AIM> Among the records below, find each line that includes the string "village" and copy it.

** start DATA ENTRIES **

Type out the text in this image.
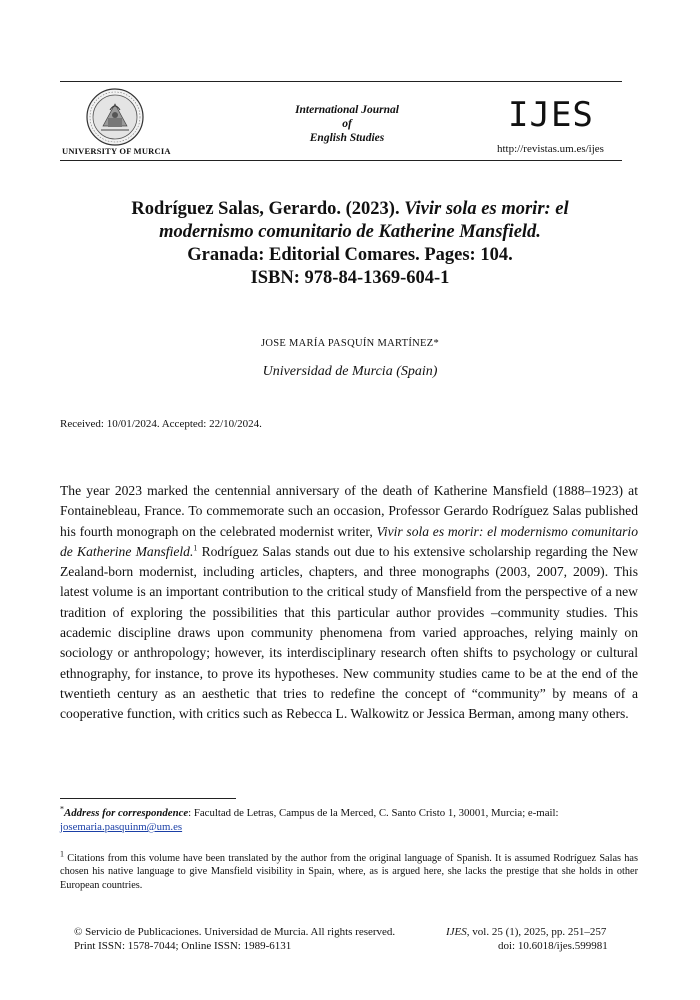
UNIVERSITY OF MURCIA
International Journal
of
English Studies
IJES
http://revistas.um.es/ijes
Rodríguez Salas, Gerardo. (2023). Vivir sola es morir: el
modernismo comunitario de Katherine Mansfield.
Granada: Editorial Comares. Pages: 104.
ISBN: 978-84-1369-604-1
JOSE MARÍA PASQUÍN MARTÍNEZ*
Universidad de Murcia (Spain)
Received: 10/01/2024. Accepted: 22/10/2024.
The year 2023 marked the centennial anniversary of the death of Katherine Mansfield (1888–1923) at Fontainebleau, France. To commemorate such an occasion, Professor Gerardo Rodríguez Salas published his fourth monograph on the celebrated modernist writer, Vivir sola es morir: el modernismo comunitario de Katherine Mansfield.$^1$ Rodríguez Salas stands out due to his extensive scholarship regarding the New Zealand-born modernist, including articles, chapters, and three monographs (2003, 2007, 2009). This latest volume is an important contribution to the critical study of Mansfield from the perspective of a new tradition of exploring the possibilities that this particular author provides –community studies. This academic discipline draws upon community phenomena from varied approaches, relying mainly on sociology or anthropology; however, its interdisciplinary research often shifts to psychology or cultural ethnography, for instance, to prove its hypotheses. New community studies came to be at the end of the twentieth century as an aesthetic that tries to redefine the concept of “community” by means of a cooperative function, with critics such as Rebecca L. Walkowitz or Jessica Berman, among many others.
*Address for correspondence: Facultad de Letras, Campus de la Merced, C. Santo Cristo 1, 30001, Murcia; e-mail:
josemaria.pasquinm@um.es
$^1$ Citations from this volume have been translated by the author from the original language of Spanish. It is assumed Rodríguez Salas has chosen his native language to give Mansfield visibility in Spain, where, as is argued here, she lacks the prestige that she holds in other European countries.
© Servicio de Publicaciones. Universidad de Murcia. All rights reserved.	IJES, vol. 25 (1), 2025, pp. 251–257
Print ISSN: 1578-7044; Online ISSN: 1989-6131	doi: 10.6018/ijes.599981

** end DATA ENTRIES **
** start DATA ENTRIES **

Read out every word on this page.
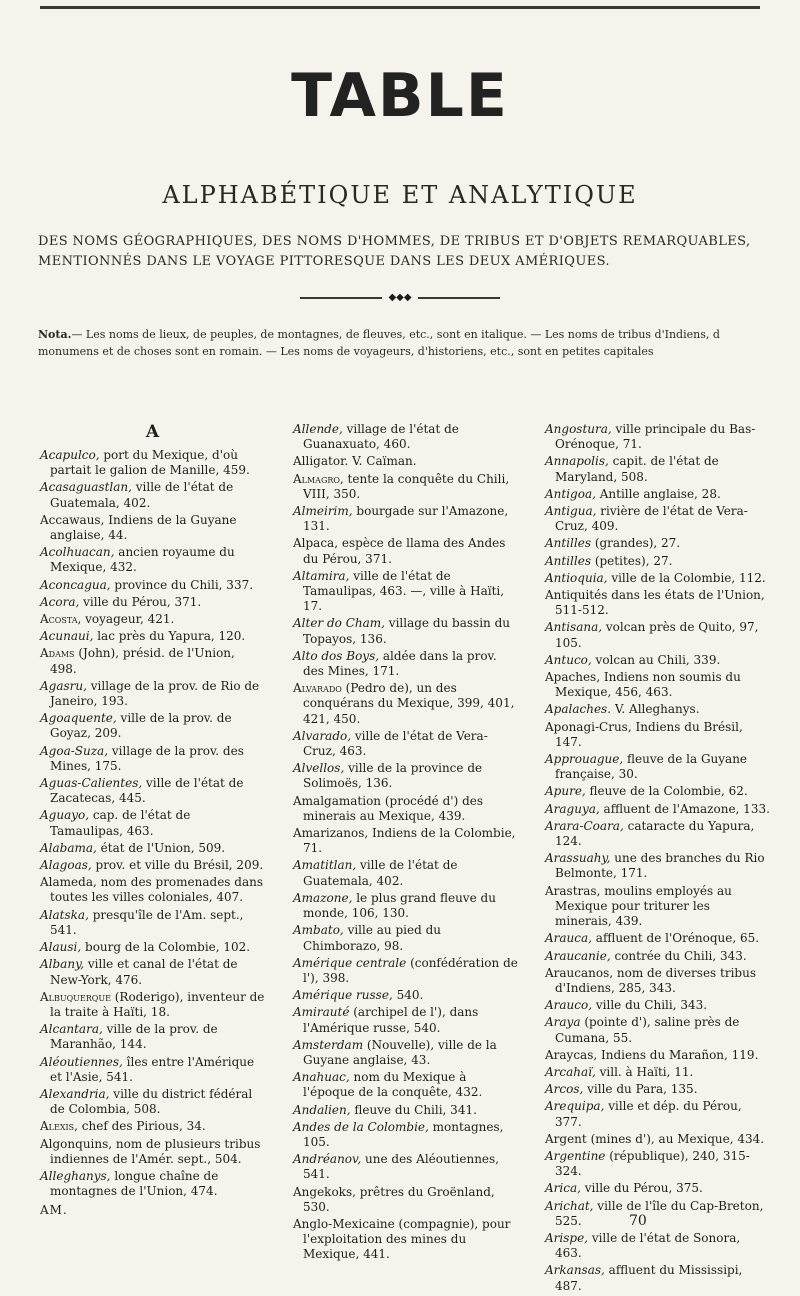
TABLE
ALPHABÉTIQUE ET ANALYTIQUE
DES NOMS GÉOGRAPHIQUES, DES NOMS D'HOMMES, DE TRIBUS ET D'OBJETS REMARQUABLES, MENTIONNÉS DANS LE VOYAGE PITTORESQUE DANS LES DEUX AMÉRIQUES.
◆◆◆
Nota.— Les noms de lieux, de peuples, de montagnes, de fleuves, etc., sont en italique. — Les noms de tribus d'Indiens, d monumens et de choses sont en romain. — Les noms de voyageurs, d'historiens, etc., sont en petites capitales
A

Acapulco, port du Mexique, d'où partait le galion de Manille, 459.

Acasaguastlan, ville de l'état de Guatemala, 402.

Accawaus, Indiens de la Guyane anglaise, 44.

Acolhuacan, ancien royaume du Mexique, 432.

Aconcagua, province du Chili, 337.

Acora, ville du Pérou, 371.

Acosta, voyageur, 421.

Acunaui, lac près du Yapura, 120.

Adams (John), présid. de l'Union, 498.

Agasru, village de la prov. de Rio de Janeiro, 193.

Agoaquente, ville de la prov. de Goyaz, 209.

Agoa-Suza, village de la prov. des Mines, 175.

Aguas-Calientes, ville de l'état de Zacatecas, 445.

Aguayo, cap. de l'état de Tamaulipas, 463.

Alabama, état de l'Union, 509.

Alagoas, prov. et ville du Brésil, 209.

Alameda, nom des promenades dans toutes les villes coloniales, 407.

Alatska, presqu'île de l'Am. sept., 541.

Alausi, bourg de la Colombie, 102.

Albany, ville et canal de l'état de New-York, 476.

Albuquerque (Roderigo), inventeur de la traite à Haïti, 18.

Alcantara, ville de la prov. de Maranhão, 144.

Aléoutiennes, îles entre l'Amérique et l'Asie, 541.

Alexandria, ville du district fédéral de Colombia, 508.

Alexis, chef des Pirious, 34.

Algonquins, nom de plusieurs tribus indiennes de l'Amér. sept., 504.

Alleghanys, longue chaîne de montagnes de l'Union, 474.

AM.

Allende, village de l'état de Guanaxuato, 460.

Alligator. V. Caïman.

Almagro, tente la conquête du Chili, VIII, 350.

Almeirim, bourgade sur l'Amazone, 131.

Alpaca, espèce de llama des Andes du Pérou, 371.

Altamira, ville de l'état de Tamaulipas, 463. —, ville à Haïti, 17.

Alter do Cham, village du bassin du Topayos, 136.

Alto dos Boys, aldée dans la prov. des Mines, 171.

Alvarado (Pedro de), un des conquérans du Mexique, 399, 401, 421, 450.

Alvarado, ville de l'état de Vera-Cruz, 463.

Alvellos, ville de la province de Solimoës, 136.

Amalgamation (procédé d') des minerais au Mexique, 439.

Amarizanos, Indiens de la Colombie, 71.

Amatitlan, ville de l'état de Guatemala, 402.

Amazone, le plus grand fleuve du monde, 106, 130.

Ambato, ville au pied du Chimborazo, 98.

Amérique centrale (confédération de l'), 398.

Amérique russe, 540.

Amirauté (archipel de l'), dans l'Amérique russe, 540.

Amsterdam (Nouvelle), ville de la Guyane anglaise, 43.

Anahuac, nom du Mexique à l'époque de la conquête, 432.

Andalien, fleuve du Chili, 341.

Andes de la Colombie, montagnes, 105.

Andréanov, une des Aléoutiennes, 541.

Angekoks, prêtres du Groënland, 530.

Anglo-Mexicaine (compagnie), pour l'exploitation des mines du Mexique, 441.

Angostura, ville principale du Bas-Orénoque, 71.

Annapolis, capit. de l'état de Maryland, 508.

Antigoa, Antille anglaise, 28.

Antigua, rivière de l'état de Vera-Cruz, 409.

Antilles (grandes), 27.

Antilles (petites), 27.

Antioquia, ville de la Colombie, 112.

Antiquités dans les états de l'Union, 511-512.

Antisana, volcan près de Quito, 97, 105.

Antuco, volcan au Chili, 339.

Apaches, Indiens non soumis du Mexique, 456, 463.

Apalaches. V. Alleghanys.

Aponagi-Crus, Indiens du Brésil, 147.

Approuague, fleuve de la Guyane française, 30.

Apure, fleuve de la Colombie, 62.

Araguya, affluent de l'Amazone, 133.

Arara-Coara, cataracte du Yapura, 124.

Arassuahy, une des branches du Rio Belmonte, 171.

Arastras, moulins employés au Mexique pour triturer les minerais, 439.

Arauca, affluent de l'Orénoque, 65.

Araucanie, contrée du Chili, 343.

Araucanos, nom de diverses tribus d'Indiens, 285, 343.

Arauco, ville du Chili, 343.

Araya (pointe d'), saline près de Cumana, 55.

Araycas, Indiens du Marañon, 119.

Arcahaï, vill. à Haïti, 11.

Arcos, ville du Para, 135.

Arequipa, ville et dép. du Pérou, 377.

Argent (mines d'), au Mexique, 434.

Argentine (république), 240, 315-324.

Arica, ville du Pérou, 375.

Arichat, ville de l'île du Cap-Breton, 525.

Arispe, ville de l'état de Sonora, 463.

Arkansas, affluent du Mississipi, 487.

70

** end DATA ENTRIES **
** start DATA ENTRIES **

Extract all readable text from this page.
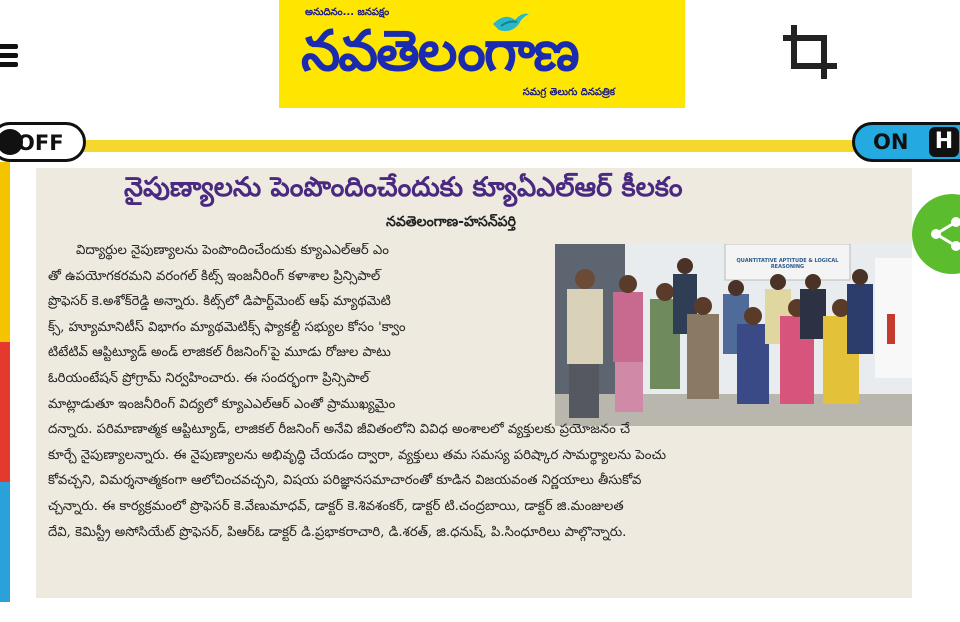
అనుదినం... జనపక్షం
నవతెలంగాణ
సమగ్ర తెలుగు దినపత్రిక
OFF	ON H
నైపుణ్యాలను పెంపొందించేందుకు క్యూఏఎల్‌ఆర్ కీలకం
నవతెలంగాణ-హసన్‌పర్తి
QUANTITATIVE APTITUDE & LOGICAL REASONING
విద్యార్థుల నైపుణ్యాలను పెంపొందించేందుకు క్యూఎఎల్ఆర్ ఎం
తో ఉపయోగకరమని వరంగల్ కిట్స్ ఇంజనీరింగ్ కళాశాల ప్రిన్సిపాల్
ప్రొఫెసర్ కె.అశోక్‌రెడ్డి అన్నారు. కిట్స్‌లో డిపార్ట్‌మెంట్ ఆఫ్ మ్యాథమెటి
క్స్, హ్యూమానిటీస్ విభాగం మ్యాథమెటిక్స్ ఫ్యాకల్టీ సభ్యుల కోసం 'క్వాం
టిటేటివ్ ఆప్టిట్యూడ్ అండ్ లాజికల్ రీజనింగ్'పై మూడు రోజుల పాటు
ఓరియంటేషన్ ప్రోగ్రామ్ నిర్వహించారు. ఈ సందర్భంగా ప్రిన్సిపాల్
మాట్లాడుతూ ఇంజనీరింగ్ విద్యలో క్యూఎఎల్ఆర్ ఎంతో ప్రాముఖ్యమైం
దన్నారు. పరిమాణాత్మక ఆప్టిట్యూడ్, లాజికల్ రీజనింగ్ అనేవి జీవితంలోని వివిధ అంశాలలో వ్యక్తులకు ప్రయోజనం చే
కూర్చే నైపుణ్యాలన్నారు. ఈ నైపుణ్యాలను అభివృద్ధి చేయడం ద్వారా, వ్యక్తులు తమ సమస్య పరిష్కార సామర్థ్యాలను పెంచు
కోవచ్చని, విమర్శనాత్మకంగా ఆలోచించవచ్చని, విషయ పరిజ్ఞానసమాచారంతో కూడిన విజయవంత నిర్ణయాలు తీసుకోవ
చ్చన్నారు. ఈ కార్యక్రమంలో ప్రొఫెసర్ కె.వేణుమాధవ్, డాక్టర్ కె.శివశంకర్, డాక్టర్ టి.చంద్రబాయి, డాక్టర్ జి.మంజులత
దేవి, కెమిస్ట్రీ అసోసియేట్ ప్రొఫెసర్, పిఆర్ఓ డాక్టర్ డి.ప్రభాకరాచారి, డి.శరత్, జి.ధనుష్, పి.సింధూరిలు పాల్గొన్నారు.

** end DATA ENTRIES **

EXERCISE SOLUTION>
Agasru, village de la prov. de Rio de Janeiro, 193.
Agoa-Suza, village de la prov. des Mines, 175.
Allende, village de l'état de Guanaxuato, 460.
Alter do Cham, village du bassin du Topayos, 136.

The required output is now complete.